For reference we'll provide an example of SFS setup for three nodes, one of which is the central node running the sync daemon.
On all nodes, we'll refer to:
- the storage containing the real data as
/mnt/data
- the batches directory as
/mnt/batches
, and/mnt/batches/tmp
for temporary batches - the FUSE mountpoint as
/mnt/fuse
- the SFS user as
sfs
Therefore we'll create the above dirs for our deployment:
# mkdir -p /mnt/data /mnt/batches/tmp /mnt/fuse
# chown sfs /mnt/data /mnt/batches /mnt/batches/tmp /mnt/fuse
It is preferable that batches are in the same filesystem of the original data, so that if batch files cannot be written due to full disk space, neither the data files can be written. SFS will not prevent the data from being written if batches cannot be written.
However SFS will log to syslog which file names should have been written to batches. Beware, this may fill up your logs without proper rotation.

Stated exercise a:
Repeat the passage of the SFS setup example word for word, starting with "On all nodes, we'll" and going on through "cannot be written.".

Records
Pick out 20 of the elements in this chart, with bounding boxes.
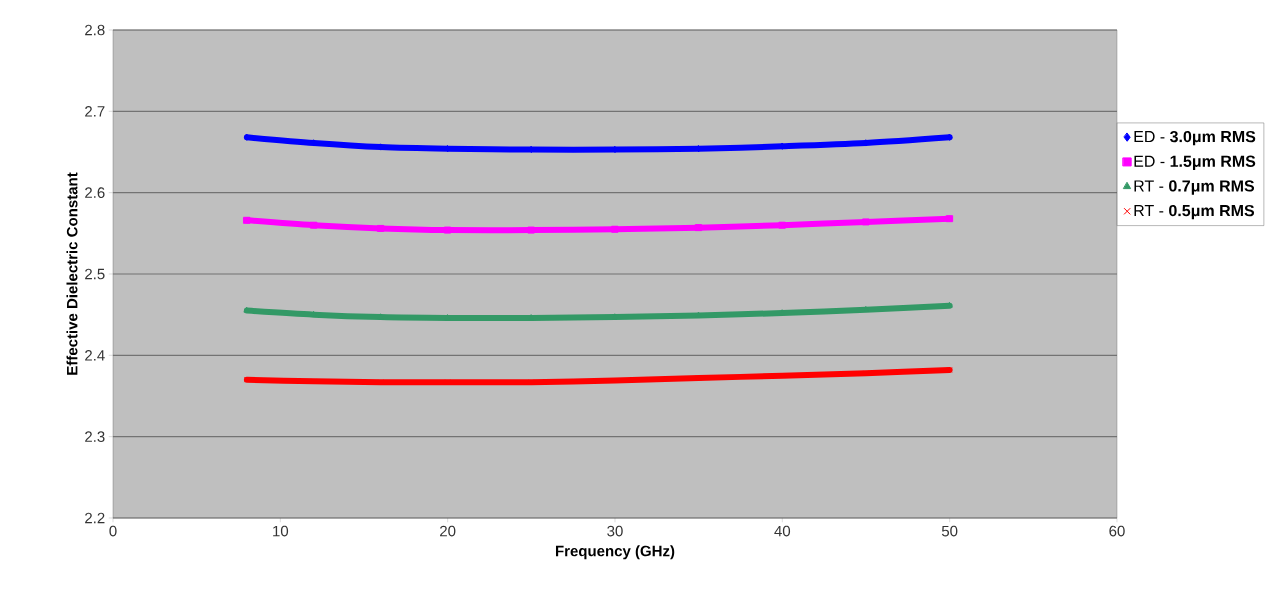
x-tick-label: 50 <box>941 525 958 537</box>
y-tick-label: 2.7 <box>85 106 105 117</box>
y-tick-label: 2.5 <box>85 268 105 280</box>
legend-label: ED - 1.5μm RMS <box>1134 155 1256 171</box>
x-tick-label: 60 <box>1109 525 1125 537</box>
legend-label: RT - 0.5μm RMS <box>1134 204 1255 220</box>
y-axis-title: Effective Dielectric Constant <box>66 172 78 375</box>
legend-label: RT - 0.7μm RMS <box>1134 180 1255 195</box>
y-tick-label: 2.8 <box>85 24 105 36</box>
y-tick-label: 2.4 <box>85 350 105 361</box>
x-tick-label: 30 <box>607 525 623 537</box>
x-tick-label: 10 <box>273 525 289 537</box>
legend-label: ED - 3.0μm RMS <box>1134 130 1256 146</box>
y-tick-label: 2.6 <box>85 187 105 198</box>
y-tick-label: 2.2 <box>85 512 105 524</box>
x-tick-label: 20 <box>440 525 456 537</box>
x-tick-label: 40 <box>774 525 791 537</box>
x-axis-title: Frequency (GHz) <box>555 545 675 560</box>
y-tick-label: 2.3 <box>85 431 105 442</box>
x-tick-label: 0 <box>109 525 117 537</box>
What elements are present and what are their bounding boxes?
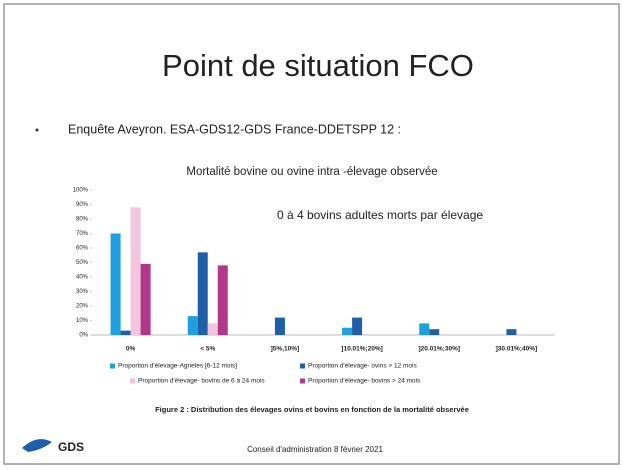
legend-swatch <box>110 363 115 369</box>
y-tick-label: 50% <box>76 260 89 266</box>
x-tick-label: 0% <box>126 346 136 353</box>
bullet-text: Enquête Aveyron. ESA-GDS12-GDS France-DD… <box>68 122 401 136</box>
logo: GDS <box>58 440 84 454</box>
y-tick-label: 20% <box>76 304 89 310</box>
legend-label: Proportion d'élevage- bovins de 6 à 24 m… <box>138 378 265 385</box>
bar <box>506 329 517 335</box>
bullet-dot <box>35 128 39 132</box>
x-tick-label: ]20.01%;30%] <box>418 346 460 353</box>
y-tick-label: 70% <box>76 231 89 237</box>
legend-label: Proportion d'élevage- ovins > 12 mois <box>308 363 417 370</box>
bar <box>120 330 131 335</box>
y-tick-label: 100% <box>73 188 89 194</box>
legend-swatch <box>130 378 135 384</box>
y-tick-label: 40% <box>76 275 89 281</box>
slide-title: Point de situation FCO <box>162 48 474 83</box>
bar <box>419 323 430 335</box>
legend-label: Proportion d'élevage- bovins > 24 mois <box>308 378 421 385</box>
legend-label: Proportion d'élevage-Agneles [6-12 mois] <box>118 363 237 370</box>
bar <box>429 329 440 335</box>
slide-frame <box>3 3 620 465</box>
bar <box>274 317 285 335</box>
bar <box>140 263 151 335</box>
bar <box>197 252 208 335</box>
legend-swatch <box>300 363 305 369</box>
y-tick-label: 10% <box>76 318 89 324</box>
caption: Figure 2 : Distribution des élevages ovi… <box>155 405 469 414</box>
bar <box>130 207 141 335</box>
footer: Conseil d'administration 8 février 2021 <box>247 445 383 454</box>
bar <box>217 265 228 335</box>
bar <box>110 233 121 335</box>
bar <box>207 323 218 335</box>
y-tick-label: 60% <box>76 246 89 252</box>
logo-swoosh <box>22 439 52 452</box>
y-tick-label: 80% <box>76 217 89 223</box>
chart-annotation: 0 à 4 bovins adultes morts par élevage <box>277 208 483 222</box>
y-tick-label: 90% <box>76 202 89 208</box>
y-tick-label: 0% <box>79 333 88 339</box>
legend-swatch <box>300 378 305 384</box>
y-tick-label: 30% <box>76 289 89 295</box>
x-tick-label: < 5% <box>200 346 215 353</box>
chart-title: Mortalité bovine ou ovine intra -élevage… <box>186 166 437 178</box>
bar <box>342 327 353 335</box>
bar <box>352 317 363 335</box>
x-tick-label: ]30.01%;40%] <box>496 346 538 353</box>
bar <box>187 316 198 335</box>
x-tick-label: ]10.01%;20%] <box>341 346 383 353</box>
x-tick-label: ]5%,10%] <box>271 346 300 353</box>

Stated exercise b:
Format the rows as a JSON list of strings, one string per line with blank lines left out. Include only the rows starting with the line with "legend-swatch <box>110 363 115 369</box>" and going on through the line with "legend-label: Proportion d'élevage- ovins".

Complete output a:
On all nodes, we'll refer to:
- the storage containing the real data as
/mnt/data
- the batches directory as
/mnt/batches
, and/mnt/batches/tmp
for temporary batches - the FUSE mountpoint as
/mnt/fuse
- the SFS user as
sfs
Therefore we'll create the above dirs for our deployment:
# mkdir -p /mnt/data /mnt/batches/tmp /mnt/fuse
# chown sfs /mnt/data /mnt/batches /mnt/batches/tmp /mnt/fuse
It is preferable that batches are in the same filesystem of the original data, so that if batch files cannot be written due to full disk space, neither the data files can be written. SFS will not prevent the data from being written if batches cannot be written.

Complete output b:
[
  "legend-swatch <box>110 363 115 369</box>",
  "y-tick-label: 50% <box>76 260 89 266</box>",
  "x-tick-label: 0% <box>126 346 136 353</box>",
  "bullet-text: Enquête Aveyron. ESA-GDS12-GDS France-DD… <box>68 122 401 136</box>",
  "logo: GDS <box>58 440 84 454</box>",
  "y-tick-label: 20% <box>76 304 89 310</box>",
  "legend-label: Proportion d'élevage- bovins de 6 à 24 m… <box>138 378 265 385</box>",
  "bar <box>506 329 517 335</box>",
  "bullet-dot <box>35 128 39 132</box>",
  "x-tick-label: ]20.01%;30%] <box>418 346 460 353</box>",
  "y-tick-label: 70% <box>76 231 89 237</box>",
  "legend-label: Proportion d'élevage- ovins > 12 mois <box>308 363 417 370</box>"
]